WRITTEN INSTRUCTION
Write every record out again exactly, and keep images out of it.
- - - -
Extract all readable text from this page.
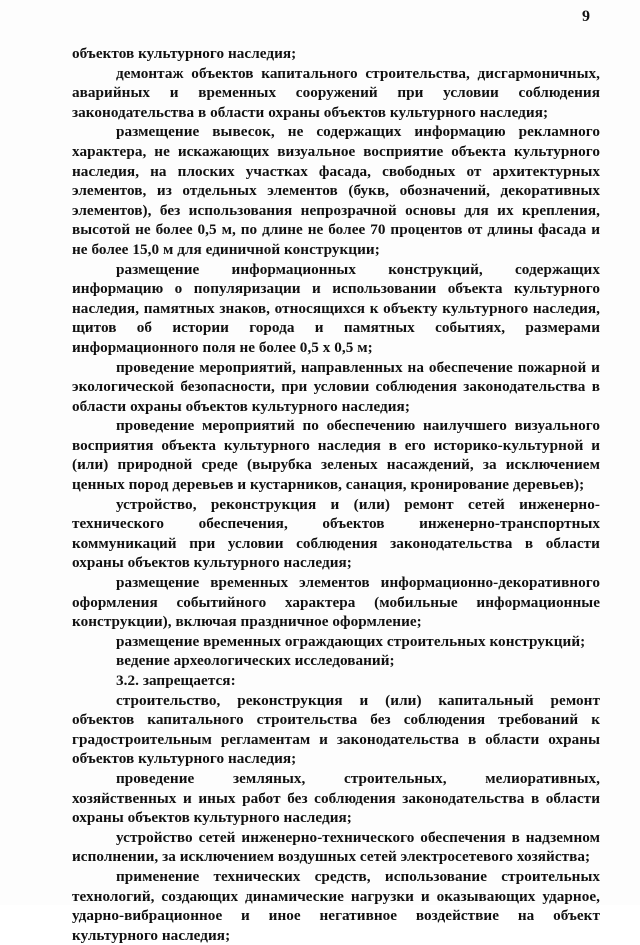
9

объектов культурного наследия;

демонтаж объектов капитального строительства, дисгармоничных, аварийных и временных сооружений при условии соблюдения законодательства в области охраны объектов культурного наследия;

размещение вывесок, не содержащих информацию рекламного характера, не искажающих визуальное восприятие объекта культурного наследия, на плоских участках фасада, свободных от архитектурных элементов, из отдельных элементов (букв, обозначений, декоративных элементов), без использования непрозрачной основы для их крепления, высотой не более 0,5 м, по длине не более 70 процентов от длины фасада и не более 15,0 м для единичной конструкции;

размещение информационных конструкций, содержащих информацию о популяризации и использовании объекта культурного наследия, памятных знаков, относящихся к объекту культурного наследия, щитов об истории города и памятных событиях, размерами информационного поля не более 0,5 х 0,5 м;

проведение мероприятий, направленных на обеспечение пожарной и экологической безопасности, при условии соблюдения законодательства в области охраны объектов культурного наследия;

проведение мероприятий по обеспечению наилучшего визуального восприятия объекта культурного наследия в его историко-культурной и (или) природной среде (вырубка зеленых насаждений, за исключением ценных пород деревьев и кустарников, санация, кронирование деревьев);

устройство, реконструкция и (или) ремонт сетей инженерно-технического обеспечения, объектов инженерно-транспортных коммуникаций при условии соблюдения законодательства в области охраны объектов культурного наследия;

размещение временных элементов информационно-декоративного оформления событийного характера (мобильные информационные конструкции), включая праздничное оформление;

размещение временных ограждающих строительных конструкций;

ведение археологических исследований;

3.2. запрещается:

строительство, реконструкция и (или) капитальный ремонт объектов капитального строительства без соблюдения требований к градостроительным регламентам и законодательства в области охраны объектов культурного наследия;

проведение земляных, строительных, мелиоративных, хозяйственных и иных работ без соблюдения законодательства в области охраны объектов культурного наследия;

устройство сетей инженерно-технического обеспечения в надземном исполнении, за исключением воздушных сетей электросетевого хозяйства;

применение технических средств, использование строительных технологий, создающих динамические нагрузки и оказывающих ударное, ударно-вибрационное и иное негативное воздействие на объект культурного наследия;
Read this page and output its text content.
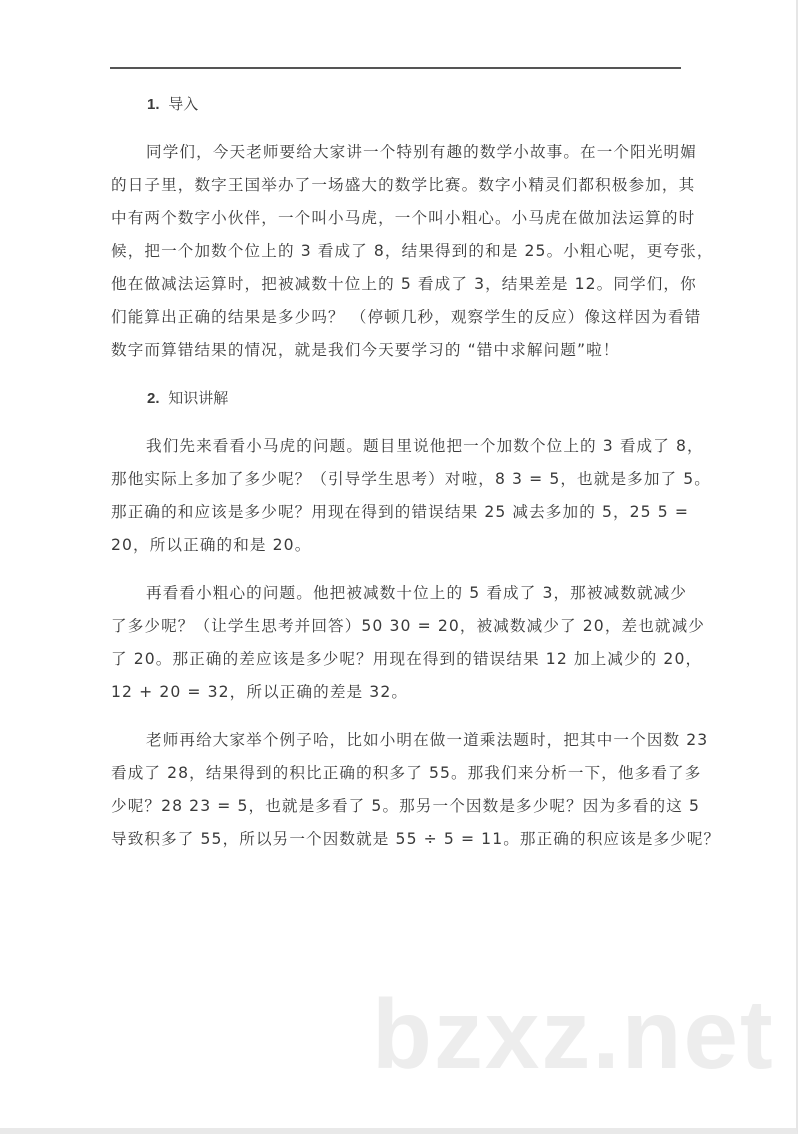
bzxz.net
1. 导入
同学们，今天老师要给大家讲一个特别有趣的数学小故事。在一个阳光明媚
的日子里，数字王国举办了一场盛大的数学比赛。数字小精灵们都积极参加，其
中有两个数字小伙伴，一个叫小马虎，一个叫小粗心。小马虎在做加法运算的时
候，把一个加数个位上的 3 看成了 8，结果得到的和是 25。小粗心呢，更夸张，
他在做减法运算时，把被减数十位上的 5 看成了 3，结果差是 12。同学们，你
们能算出正确的结果是多少吗？ （停顿几秒，观察学生的反应）像这样因为看错
数字而算错结果的情况，就是我们今天要学习的 “错中求解问题”啦！
2. 知识讲解
我们先来看看小马虎的问题。题目里说他把一个加数个位上的 3 看成了 8，
那他实际上多加了多少呢？（引导学生思考）对啦，8 3 = 5，也就是多加了 5。
那正确的和应该是多少呢？用现在得到的错误结果 25 减去多加的 5，25 5 =
20，所以正确的和是 20。
再看看小粗心的问题。他把被减数十位上的 5 看成了 3，那被减数就减少
了多少呢？（让学生思考并回答）50 30 = 20，被减数减少了 20，差也就减少
了 20。那正确的差应该是多少呢？用现在得到的错误结果 12 加上减少的 20，
12 + 20 = 32，所以正确的差是 32。
老师再给大家举个例子哈，比如小明在做一道乘法题时，把其中一个因数 23
看成了 28，结果得到的积比正确的积多了 55。那我们来分析一下，他多看了多
少呢？28 23 = 5，也就是多看了 5。那另一个因数是多少呢？因为多看的这 5
导致积多了 55，所以另一个因数就是 55 ÷ 5 = 11。那正确的积应该是多少呢？
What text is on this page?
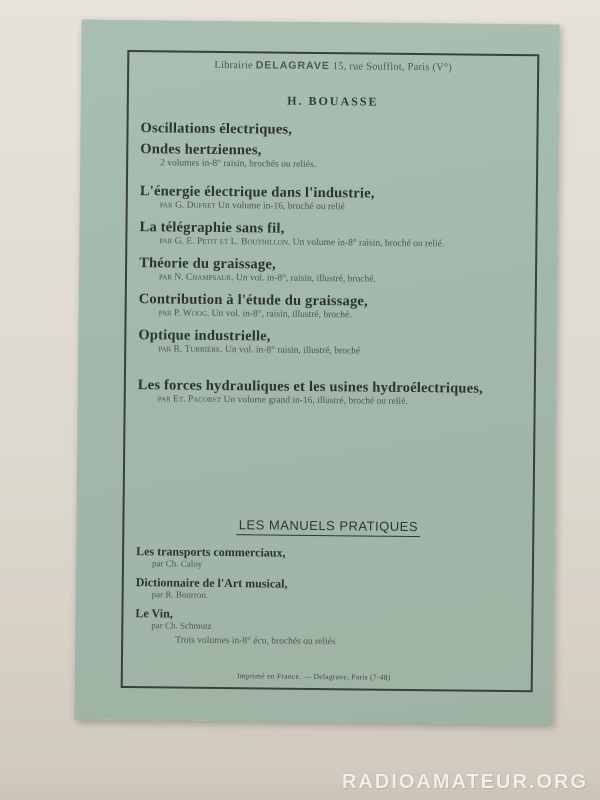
Librairie DELAGRAVE 15, rue Soufflot, Paris (V°)
H. BOUASSE
Oscillations électriques,
Ondes hertziennes,
2 volumes in-8° raisin, brochés ou reliés.
L'énergie électrique dans l'industrie,
par G. Dufret Un volume in-16, broché ou relié
La télégraphie sans fil,
par G. E. Petit et L. Bouthillon. Un volume in-8° raisin, broché ou relié.
Théorie du graissage,
par N. Champsaur. Un vol. in-8°, raisin, illustré, broché.
Contribution à l'étude du graissage,
par P. Woog. Un vol. in-8°, raisin, illustré, broché.
Optique industrielle,
par R. Turrière. Un vol. in-8° raisin, illustré, broché
Les forces hydrauliques et les usines hydroélectriques,
par Et. Pacoret Un volume grand in-16, illustré, broché ou relié.
LES MANUELS PRATIQUES
Les transports commerciaux,
par Ch. Caloy
Dictionnaire de l'Art musical,
par R. Bourron.
Le Vin,
par Ch. Schmutz
Trois volumes in-8° écu, brochés ou reliés
Imprimé en France. — Delagrave, Paris (7-48)
RADIOAMATEUR.ORG
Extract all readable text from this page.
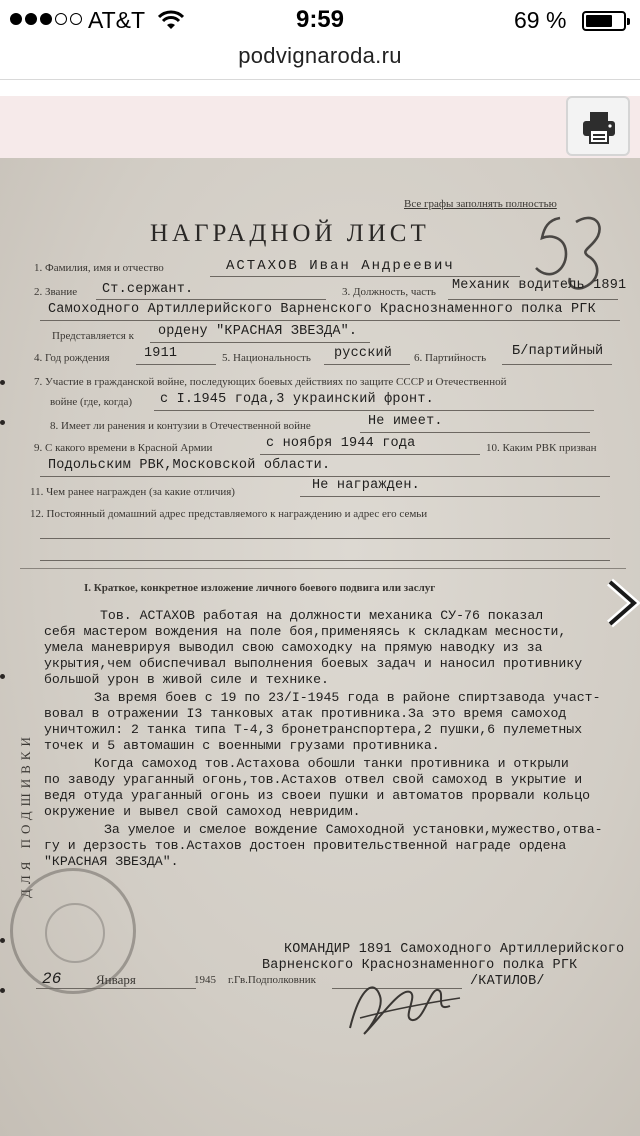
AT&T	9:59	69 %
podvignaroda.ru
Все графы заполнять полностью
НАГРАДНОЙ ЛИСТ
1. Фамилия, имя и отчество	АСТАХОВ Иван Андреевич
2. Звание Ст.сержант.	3. Должность, часть Механик водитель 1891
Самоходного Артиллерийского Варненского Краснознаменного полка РГК
Представляется к ордену "КРАСНАЯ ЗВЕЗДА".
4. Год рождения	1911	5. Национальность русский 6. Партийность Б/партийный
7. Участие в гражданской войне, последующих боевых действиях по защите СССР и Отечественной
войне (где, когда) с I.1945 года,3 украинский фронт.
8. Имеет ли ранения и контузии в Отечественной войне	Не имеет.
9. С какого времени в Красной Армии	с ноября 1944 года	10. Каким РВК призван
Подольским РВК,Московской области.
11. Чем ранее награжден (за какие отличия)	Не награжден.
12. Постоянный домашний адрес представляемого к награждению и адрес его семьи
ДЛЯ ПОДШИВКИ
I. Краткое, конкретное изложение личного боевого подвига или заслуг

Тов. АСТАХОВ работая на должности механика СУ-76 показал

себя мастером вождения на поле боя,применяясь к складкам месности,

умела маневрируя выводил свою самоходку на прямую наводку из за

укрытия,чем обиспечивал выполнения боевых задач и наносил противнику

большой урон в живой силе и технике.

За время боев с 19 по 23/I-1945 года в районе спиртзавода участ-

вовал в отражении I3 танковых атак противника.За это время самоход

уничтожил: 2 танка типа Т-4,3 бронетранспортера,2 пушки,6 пулеметных

точек и 5 автомашин с военными грузами противника.

Когда самоход тов.Астахова обошли танки противника и открыли

по заводу ураганный огонь,тов.Астахов отвел свой самоход в укрытие и

ведя отуда ураганный огонь из своеи пушки и автоматов прорвали кольцо

окружение и вывел свой самоход невридим.

За умелое и смелое вождение Самоходной установки,мужество,отва-

гу и дерзость тов.Астахов достоен провительственной награде ордена

"КРАСНАЯ ЗВЕЗДА".

КОМАНДИР 1891 Самоходного Артиллерийского
Варненского Краснознаменного полка РГК
26	Января	1945 г.Гв.Подполковник	/КАТИЛОВ/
- - - -
SOLUTION TO THIS TASK
Extract all readable text from this page.
9

объектов культурного наследия;

демонтаж объектов капитального строительства, дисгармоничных, аварийных и временных сооружений при условии соблюдения законодательства в области охраны объектов культурного наследия;

размещение вывесок, не содержащих информацию рекламного характера, не искажающих визуальное восприятие объекта культурного наследия, на плоских участках фасада, свободных от архитектурных элементов, из отдельных элементов (букв, обозначений, декоративных элементов), без использования непрозрачной основы для их крепления, высотой не более 0,5 м, по длине не более 70 процентов от длины фасада и не более 15,0 м для единичной конструкции;

размещение информационных конструкций, содержащих информацию о популяризации и использовании объекта культурного наследия, памятных знаков, относящихся к объекту культурного наследия, щитов об истории города и памятных событиях, размерами информационного поля не более 0,5 х 0,5 м;

проведение мероприятий, направленных на обеспечение пожарной и экологической безопасности, при условии соблюдения законодательства в области охраны объектов культурного наследия;

проведение мероприятий по обеспечению наилучшего визуального восприятия объекта культурного наследия в его историко-культурной и (или) природной среде (вырубка зеленых насаждений, за исключением ценных пород деревьев и кустарников, санация, кронирование деревьев);

устройство, реконструкция и (или) ремонт сетей инженерно-технического обеспечения, объектов инженерно-транспортных коммуникаций при условии соблюдения законодательства в области охраны объектов культурного наследия;

размещение временных элементов информационно-декоративного оформления событийного характера (мобильные информационные конструкции), включая праздничное оформление;

размещение временных ограждающих строительных конструкций;

ведение археологических исследований;

3.2. запрещается:

строительство, реконструкция и (или) капитальный ремонт объектов капитального строительства без соблюдения требований к градостроительным регламентам и законодательства в области охраны объектов культурного наследия;

проведение земляных, строительных, мелиоративных, хозяйственных и иных работ без соблюдения законодательства в области охраны объектов культурного наследия;

устройство сетей инженерно-технического обеспечения в надземном исполнении, за исключением воздушных сетей электросетевого хозяйства;

применение технических средств, использование строительных технологий, создающих динамические нагрузки и оказывающих ударное, ударно-вибрационное и иное негативное воздействие на объект культурного наследия;
Read this page and output its text content.
bzxz.net
1. 导入
同学们，今天老师要给大家讲一个特别有趣的数学小故事。在一个阳光明媚
的日子里，数字王国举办了一场盛大的数学比赛。数字小精灵们都积极参加，其
中有两个数字小伙伴，一个叫小马虎，一个叫小粗心。小马虎在做加法运算的时
候，把一个加数个位上的 3 看成了 8，结果得到的和是 25。小粗心呢，更夸张，
他在做减法运算时，把被减数十位上的 5 看成了 3，结果差是 12。同学们，你
们能算出正确的结果是多少吗？ （停顿几秒，观察学生的反应）像这样因为看错
数字而算错结果的情况，就是我们今天要学习的 “错中求解问题”啦！
2. 知识讲解
我们先来看看小马虎的问题。题目里说他把一个加数个位上的 3 看成了 8，
那他实际上多加了多少呢？（引导学生思考）对啦，8 3 = 5，也就是多加了 5。
那正确的和应该是多少呢？用现在得到的错误结果 25 减去多加的 5，25 5 =
20，所以正确的和是 20。
再看看小粗心的问题。他把被减数十位上的 5 看成了 3，那被减数就减少
了多少呢？（让学生思考并回答）50 30 = 20，被减数减少了 20，差也就减少
了 20。那正确的差应该是多少呢？用现在得到的错误结果 12 加上减少的 20，
12 + 20 = 32，所以正确的差是 32。
老师再给大家举个例子哈，比如小明在做一道乘法题时，把其中一个因数 23
看成了 28，结果得到的积比正确的积多了 55。那我们来分析一下，他多看了多
少呢？28 23 = 5，也就是多看了 5。那另一个因数是多少呢？因为多看的这 5
导致积多了 55，所以另一个因数就是 55 ÷ 5 = 11。那正确的积应该是多少呢？
What text is on this page?
Librairie DELAGRAVE 15, rue Soufflot, Paris (V°)
H. BOUASSE
Oscillations électriques,
Ondes hertziennes,
2 volumes in-8° raisin, brochés ou reliés.
L'énergie électrique dans l'industrie,
par G. Dufret Un volume in-16, broché ou relié
La télégraphie sans fil,
par G. E. Petit et L. Bouthillon. Un volume in-8° raisin, broché ou relié.
Théorie du graissage,
par N. Champsaur. Un vol. in-8°, raisin, illustré, broché.
Contribution à l'étude du graissage,
par P. Woog. Un vol. in-8°, raisin, illustré, broché.
Optique industrielle,
par R. Turrière. Un vol. in-8° raisin, illustré, broché
Les forces hydrauliques et les usines hydroélectriques,
par Et. Pacoret Un volume grand in-16, illustré, broché ou relié.
LES MANUELS PRATIQUES
Les transports commerciaux,
par Ch. Caloy
Dictionnaire de l'Art musical,
par R. Bourron.
Le Vin,
par Ch. Schmutz
Trois volumes in-8° écu, brochés ou reliés
Imprimé en France. — Delagrave, Paris (7-48)
RADIOAMATEUR.ORG
Extract all readable text from this page.
AT&T	9:59	69 %
podvignaroda.ru
Все графы заполнять полностью
НАГРАДНОЙ ЛИСТ
1. Фамилия, имя и отчество	АСТАХОВ Иван Андреевич
2. Звание Ст.сержант.	3. Должность, часть Механик водитель 1891
Самоходного Артиллерийского Варненского Краснознаменного полка РГК
Представляется к ордену "КРАСНАЯ ЗВЕЗДА".
4. Год рождения	1911	5. Национальность русский 6. Партийность Б/партийный
7. Участие в гражданской войне, последующих боевых действиях по защите СССР и Отечественной
войне (где, когда) с I.1945 года,3 украинский фронт.
8. Имеет ли ранения и контузии в Отечественной войне	Не имеет.
9. С какого времени в Красной Армии	с ноября 1944 года	10. Каким РВК призван
Подольским РВК,Московской области.
11. Чем ранее награжден (за какие отличия)	Не награжден.
12. Постоянный домашний адрес представляемого к награждению и адрес его семьи
ДЛЯ ПОДШИВКИ
I. Краткое, конкретное изложение личного боевого подвига или заслуг

Тов. АСТАХОВ работая на должности механика СУ-76 показал

себя мастером вождения на поле боя,применяясь к складкам месности,

умела маневрируя выводил свою самоходку на прямую наводку из за

укрытия,чем обиспечивал выполнения боевых задач и наносил противнику

большой урон в живой силе и технике.

За время боев с 19 по 23/I-1945 года в районе спиртзавода участ-

вовал в отражении I3 танковых атак противника.За это время самоход

уничтожил: 2 танка типа Т-4,3 бронетранспортера,2 пушки,6 пулеметных

точек и 5 автомашин с военными грузами противника.

Когда самоход тов.Астахова обошли танки противника и открыли

по заводу ураганный огонь,тов.Астахов отвел свой самоход в укрытие и

ведя отуда ураганный огонь из своеи пушки и автоматов прорвали кольцо

окружение и вывел свой самоход невридим.

За умелое и смелое вождение Самоходной установки,мужество,отва-

гу и дерзость тов.Астахов достоен провительственной награде ордена

"КРАСНАЯ ЗВЕЗДА".

КОМАНДИР 1891 Самоходного Артиллерийского
Варненского Краснознаменного полка РГК
26	Января	1945 г.Гв.Подполковник	/КАТИЛОВ/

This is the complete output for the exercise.